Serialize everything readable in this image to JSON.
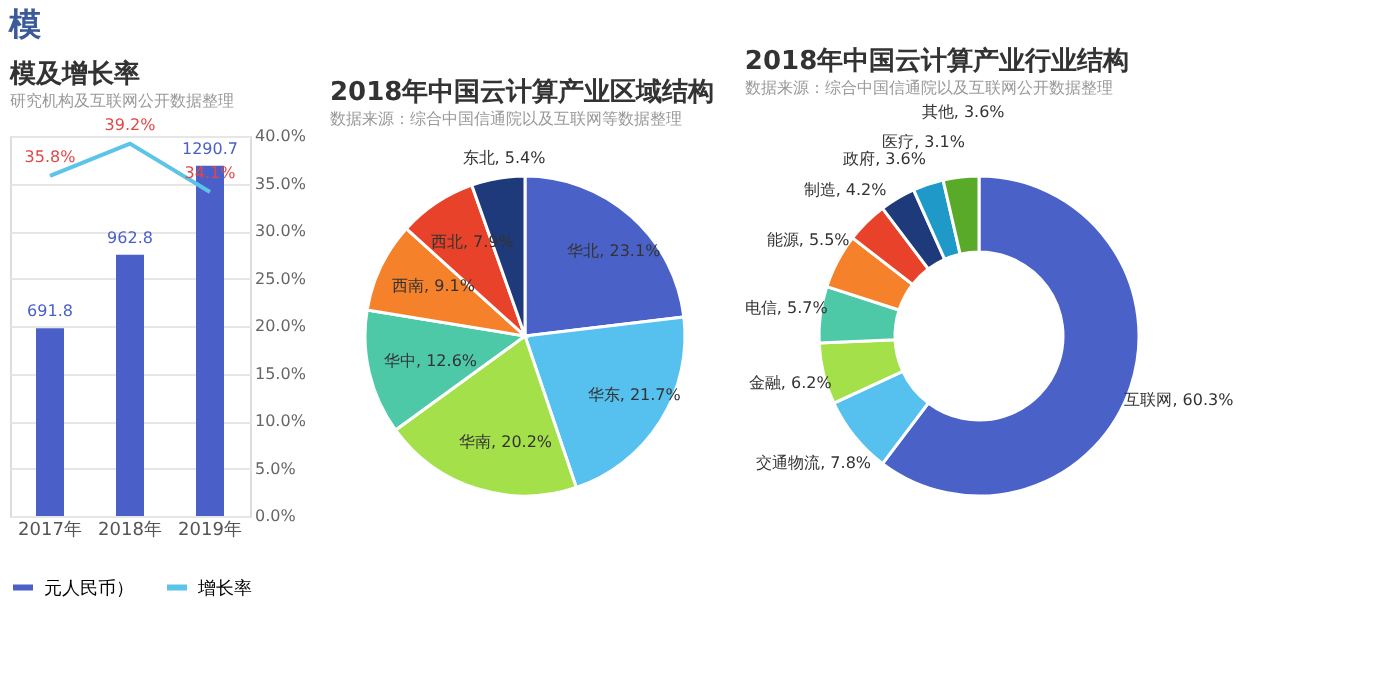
{
  "chart_data": [
    {
      "type": "bar",
      "title": "模及增长率",
      "subtitle": "研究机构及互联网公开数据整理",
      "annotations": [
        "模"
      ],
      "categories": [
        "2017年",
        "2018年",
        "2019年"
      ],
      "series": [
        {
          "name": "元人民币）",
          "type": "bar",
          "color": "#4a5fc8",
          "values": [
            691.8,
            962.8,
            1290.7
          ],
          "value_labels": [
            "691.8",
            "962.8",
            "1290.7"
          ]
        },
        {
          "name": "增长率",
          "type": "line",
          "axis": "y2",
          "color": "#5bc4e8",
          "values": [
            35.8,
            39.2,
            34.1
          ],
          "value_labels": [
            "35.8%",
            "39.2%",
            "34.1%"
          ]
        }
      ],
      "ylim": [
        0,
        1400
      ],
      "tick_labels": "xy2",
      "y2lim": [
        0,
        40
      ],
      "y2ticks": [
        {
          "value": 0,
          "label": "0.0%"
        },
        {
          "value": 5,
          "label": "5.0%"
        },
        {
          "value": 10,
          "label": "10.0%"
        },
        {
          "value": 15,
          "label": "15.0%"
        },
        {
          "value": 20,
          "label": "20.0%"
        },
        {
          "value": 25,
          "label": "25.0%"
        },
        {
          "value": 30,
          "label": "30.0%"
        },
        {
          "value": 35,
          "label": "35.0%"
        },
        {
          "value": 40,
          "label": "40.0%"
        }
      ],
      "grid": "y",
      "legend": "bottom"
    },
    {
      "type": "pie",
      "title": "2018年中国云计算产业区域结构",
      "subtitle": "数据来源：综合中国信通院以及互联网等数据整理",
      "categories": [
        "华北",
        "华东",
        "华南",
        "华中",
        "西南",
        "西北",
        "东北"
      ],
      "values": [
        23.1,
        21.7,
        20.2,
        12.6,
        9.1,
        7.9,
        5.4
      ],
      "colors": [
        "#4a62c8",
        "#56c1ef",
        "#a4e04a",
        "#4ec9a8",
        "#f5822a",
        "#e8432a",
        "#1f3a7a"
      ],
      "value_labels": [
        ", 23.1%",
        ", 21.7%",
        ", 20.2%",
        ", 12.6%",
        ", 9.1%",
        ", 7.9%",
        ", 5.4%"
      ]
    },
    {
      "type": "donut",
      "title": "2018年中国云计算产业行业结构",
      "subtitle": "数据来源：综合中国信通院以及互联网公开数据整理",
      "categories": [
        "互联网",
        "交通物流",
        "金融",
        "电信",
        "能源",
        "制造",
        "政府",
        "医疗",
        "其他"
      ],
      "values": [
        60.3,
        7.8,
        6.2,
        5.7,
        5.5,
        4.2,
        3.6,
        3.1,
        3.6
      ],
      "colors": [
        "#4a62c8",
        "#56c1ef",
        "#a4e04a",
        "#4ec9a8",
        "#f5822a",
        "#e8432a",
        "#1f3a7a",
        "#1f9ac8",
        "#5aaa2a"
      ],
      "value_labels": [
        ", 60.3%",
        ", 7.8%",
        ", 6.2%",
        ", 5.7%",
        ", 5.5%",
        ", 4.2%",
        ", 3.6%",
        ", 3.1%",
        ", 3.6%"
      ]
    }
  ]
}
- - - - - - -
Retype each entry precisely. Skip images entirely.

Serialize everything readable in this image to JSON.
{
  "chart_data": [
    {
      "type": "bar",
      "title": "模及增长率",
      "subtitle": "研究机构及互联网公开数据整理",
      "annotations": [
        "模"
      ],
      "categories": [
        "2017年",
        "2018年",
        "2019年"
      ],
      "series": [
        {
          "name": "元人民币）",
          "type": "bar",
          "color": "#4a5fc8",
          "values": [
            691.8,
            962.8,
            1290.7
          ],
          "value_labels": [
            "691.8",
            "962.8",
            "1290.7"
          ]
        },
        {
          "name": "增长率",
          "type": "line",
          "axis": "y2",
          "color": "#5bc4e8",
          "values": [
            35.8,
            39.2,
            34.1
          ],
          "value_labels": [
            "35.8%",
            "39.2%",
            "34.1%"
          ]
        }
      ],
      "ylim": [
        0,
        1400
      ],
      "tick_labels": "xy2",
      "y2lim": [
        0,
        40
      ],
      "y2ticks": [
        {
          "value": 0,
          "label": "0.0%"
        },
        {
          "value": 5,
          "label": "5.0%"
        },
        {
          "value": 10,
          "label": "10.0%"
        },
        {
          "value": 15,
          "label": "15.0%"
        },
        {
          "value": 20,
          "label": "20.0%"
        },
        {
          "value": 25,
          "label": "25.0%"
        },
        {
          "value": 30,
          "label": "30.0%"
        },
        {
          "value": 35,
          "label": "35.0%"
        },
        {
          "value": 40,
          "label": "40.0%"
        }
      ],
      "grid": "y",
      "legend": "bottom"
    },
    {
      "type": "pie",
      "title": "2018年中国云计算产业区域结构",
      "subtitle": "数据来源：综合中国信通院以及互联网等数据整理",
      "categories": [
        "华北",
        "华东",
        "华南",
        "华中",
        "西南",
        "西北",
        "东北"
      ],
      "values": [
        23.1,
        21.7,
        20.2,
        12.6,
        9.1,
        7.9,
        5.4
      ],
      "colors": [
        "#4a62c8",
        "#56c1ef",
        "#a4e04a",
        "#4ec9a8",
        "#f5822a",
        "#e8432a",
        "#1f3a7a"
      ],
      "value_labels": [
        ", 23.1%",
        ", 21.7%",
        ", 20.2%",
        ", 12.6%",
        ", 9.1%",
        ", 7.9%",
        ", 5.4%"
      ]
    },
    {
      "type": "donut",
      "title": "2018年中国云计算产业行业结构",
      "subtitle": "数据来源：综合中国信通院以及互联网公开数据整理",
      "categories": [
        "互联网",
        "交通物流",
        "金融",
        "电信",
        "能源",
        "制造",
        "政府",
        "医疗",
        "其他"
      ],
      "values": [
        60.3,
        7.8,
        6.2,
        5.7,
        5.5,
        4.2,
        3.6,
        3.1,
        3.6
      ],
      "colors": [
        "#4a62c8",
        "#56c1ef",
        "#a4e04a",
        "#4ec9a8",
        "#f5822a",
        "#e8432a",
        "#1f3a7a",
        "#1f9ac8",
        "#5aaa2a"
      ],
      "value_labels": [
        ", 60.3%",
        ", 7.8%",
        ", 6.2%",
        ", 5.7%",
        ", 5.5%",
        ", 4.2%",
        ", 3.6%",
        ", 3.1%",
        ", 3.6%"
      ]
    }
  ]
}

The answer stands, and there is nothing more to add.